# start of Extracted information
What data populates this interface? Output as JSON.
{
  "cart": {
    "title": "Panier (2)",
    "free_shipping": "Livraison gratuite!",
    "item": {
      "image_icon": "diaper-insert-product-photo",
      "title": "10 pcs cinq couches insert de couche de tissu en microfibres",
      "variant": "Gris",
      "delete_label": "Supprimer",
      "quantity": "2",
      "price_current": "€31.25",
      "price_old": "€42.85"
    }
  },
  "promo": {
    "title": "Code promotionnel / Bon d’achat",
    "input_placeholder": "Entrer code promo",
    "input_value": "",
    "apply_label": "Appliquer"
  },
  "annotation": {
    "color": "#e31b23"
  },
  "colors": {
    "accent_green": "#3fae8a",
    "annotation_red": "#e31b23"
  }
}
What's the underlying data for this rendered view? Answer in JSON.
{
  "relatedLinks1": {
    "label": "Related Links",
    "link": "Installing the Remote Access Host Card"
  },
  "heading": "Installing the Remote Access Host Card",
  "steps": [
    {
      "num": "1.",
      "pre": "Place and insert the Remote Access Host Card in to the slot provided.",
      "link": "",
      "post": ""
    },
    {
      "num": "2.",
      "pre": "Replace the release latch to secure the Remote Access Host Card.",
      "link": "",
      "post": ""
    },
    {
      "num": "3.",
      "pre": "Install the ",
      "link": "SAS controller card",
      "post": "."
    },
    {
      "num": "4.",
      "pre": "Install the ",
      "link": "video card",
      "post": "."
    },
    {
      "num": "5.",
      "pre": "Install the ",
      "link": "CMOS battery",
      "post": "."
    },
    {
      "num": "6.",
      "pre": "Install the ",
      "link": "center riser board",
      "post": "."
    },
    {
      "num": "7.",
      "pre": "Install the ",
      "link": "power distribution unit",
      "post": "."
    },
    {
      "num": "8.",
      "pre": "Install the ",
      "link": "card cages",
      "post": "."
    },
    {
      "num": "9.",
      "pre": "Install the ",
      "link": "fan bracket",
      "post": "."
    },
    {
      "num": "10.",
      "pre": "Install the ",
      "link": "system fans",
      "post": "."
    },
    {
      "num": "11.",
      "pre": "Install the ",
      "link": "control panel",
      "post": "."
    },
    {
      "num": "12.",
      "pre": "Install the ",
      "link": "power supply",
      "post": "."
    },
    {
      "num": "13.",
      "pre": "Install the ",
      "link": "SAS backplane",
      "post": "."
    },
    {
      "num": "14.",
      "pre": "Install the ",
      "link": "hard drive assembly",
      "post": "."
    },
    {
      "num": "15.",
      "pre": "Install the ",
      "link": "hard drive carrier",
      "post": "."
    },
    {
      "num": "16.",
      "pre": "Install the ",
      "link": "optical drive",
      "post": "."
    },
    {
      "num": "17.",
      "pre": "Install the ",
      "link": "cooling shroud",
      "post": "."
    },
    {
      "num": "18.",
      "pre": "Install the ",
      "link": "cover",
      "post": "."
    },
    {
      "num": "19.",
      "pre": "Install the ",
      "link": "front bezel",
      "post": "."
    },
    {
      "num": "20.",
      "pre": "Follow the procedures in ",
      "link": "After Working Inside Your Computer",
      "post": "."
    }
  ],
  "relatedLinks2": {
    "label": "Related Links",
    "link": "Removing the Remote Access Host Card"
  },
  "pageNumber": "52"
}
# end of Extracted information
Tally the lines in these entries that have the string "data" in them, then answer with the count and nothing else.

Full response ->
2